• **İstenen iş**
İran'daki protestolarla ilgili söyleşide geçen şu cümleyi İngilizceye çevirin: "Normalde Ruhani'yi destekleyenler reform yanlıları, zengin ve eğitimli kesimdi."

• **Kaynak metin**

FADİME ÖZKAN
İran’da sokaklar -2009’dan sonra bu kez aniden hareketlendi öyle değil mi? Bu hareketlilik kendi doğallığı içinde mi yoksa bir güdüleme var mı?
Söylentiler var. Hükümeti, özellikle Cumhurbaşkanını yıpratmaya yönelik olarak İran içinden bir hareketlenme olduğuna dair, en azından başlangıç olarak. Çünkü daha muhafazakar, işçi sınıfının yoğun olduğu bölgelerden çıktı ayaklanma. Normalde Ruhani’yi destekleyenler reform yanlıları, zengin ve eğitimli kesimdi. Çıkış kaynağının içeriden ve iktidara yakın olması bunun rejime yönelik değil de daha çok hükümet ve Cumhurbaşkanına yönelik bir hareket olduğunu gösteriyor. Orada da şöyle söylentiler var. Eski Cumhurbaşkanı Ahmedinejad’ın tekrar siyasete girmek için böyle bir hareketi desteklediğine dair. Bilemiyoruz. Ama olma ihtimali de yüksek.
BİRİKMİŞ ENERJİ AÇIĞA ÇIKTI
Rejimi değiştirmeye yönelik bir doku sonradan eklemlendi mi harekete?
Aslında öyle çıkmadı ama orada birikmiş bir enerji, birikmiş bir beklenti olduğu için rejime yönelik bir tepki de çıktı ortaya. O kısmı muhtemelen planlanmamış olan kısmı. Zaten birazcık tahmin edilenin ötesinde kontrolden çıkmasında da bunun etkisi olduğunu düşünüyorum. Kimse bu kadar yayılmasını beklemiyordu, sokaklarda protesto edilir, insanlar evlerine döner diyordu ama demek ki orada biriken ciddi bir enerji var.
DIŞ DEĞİL İÇ DİNAMİKLER
Siz güdüleme değil iç dinamikler dediniz ama şunu hatırlatmak isterim. Trump “İran’a gününü göstereceğim” gibi bir söylemle seçildi. Ve ABD Başkanı olduğu günden itibaren de benzeri cümleler kuruyor. Hareketlilik başlayınca da hemen destek açıkladı?

• **Kayıtlı satırlar**
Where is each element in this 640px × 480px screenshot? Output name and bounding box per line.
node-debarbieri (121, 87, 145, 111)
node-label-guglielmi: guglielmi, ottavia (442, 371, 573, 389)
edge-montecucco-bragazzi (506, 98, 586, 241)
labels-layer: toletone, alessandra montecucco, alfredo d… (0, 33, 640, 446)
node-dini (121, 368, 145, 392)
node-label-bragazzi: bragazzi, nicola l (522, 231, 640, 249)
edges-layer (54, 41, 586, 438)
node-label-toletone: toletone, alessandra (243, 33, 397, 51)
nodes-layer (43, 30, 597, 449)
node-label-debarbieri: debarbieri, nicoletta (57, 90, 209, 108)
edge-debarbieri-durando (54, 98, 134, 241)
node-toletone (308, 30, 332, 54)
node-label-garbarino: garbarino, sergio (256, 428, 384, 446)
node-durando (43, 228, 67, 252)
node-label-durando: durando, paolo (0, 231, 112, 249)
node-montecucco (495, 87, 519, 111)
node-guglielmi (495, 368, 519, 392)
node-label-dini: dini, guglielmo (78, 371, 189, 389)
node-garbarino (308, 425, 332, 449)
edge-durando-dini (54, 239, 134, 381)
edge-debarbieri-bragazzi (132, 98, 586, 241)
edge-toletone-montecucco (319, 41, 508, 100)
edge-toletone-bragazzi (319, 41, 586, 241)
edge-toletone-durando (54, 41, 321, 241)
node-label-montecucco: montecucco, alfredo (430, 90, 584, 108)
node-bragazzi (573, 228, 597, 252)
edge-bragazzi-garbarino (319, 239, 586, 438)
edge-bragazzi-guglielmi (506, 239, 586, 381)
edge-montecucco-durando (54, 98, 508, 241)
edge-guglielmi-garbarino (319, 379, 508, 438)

• **Hazır yanıt**
Normally, those who supported Rouhani were the reformists, the wealthy and educated segment.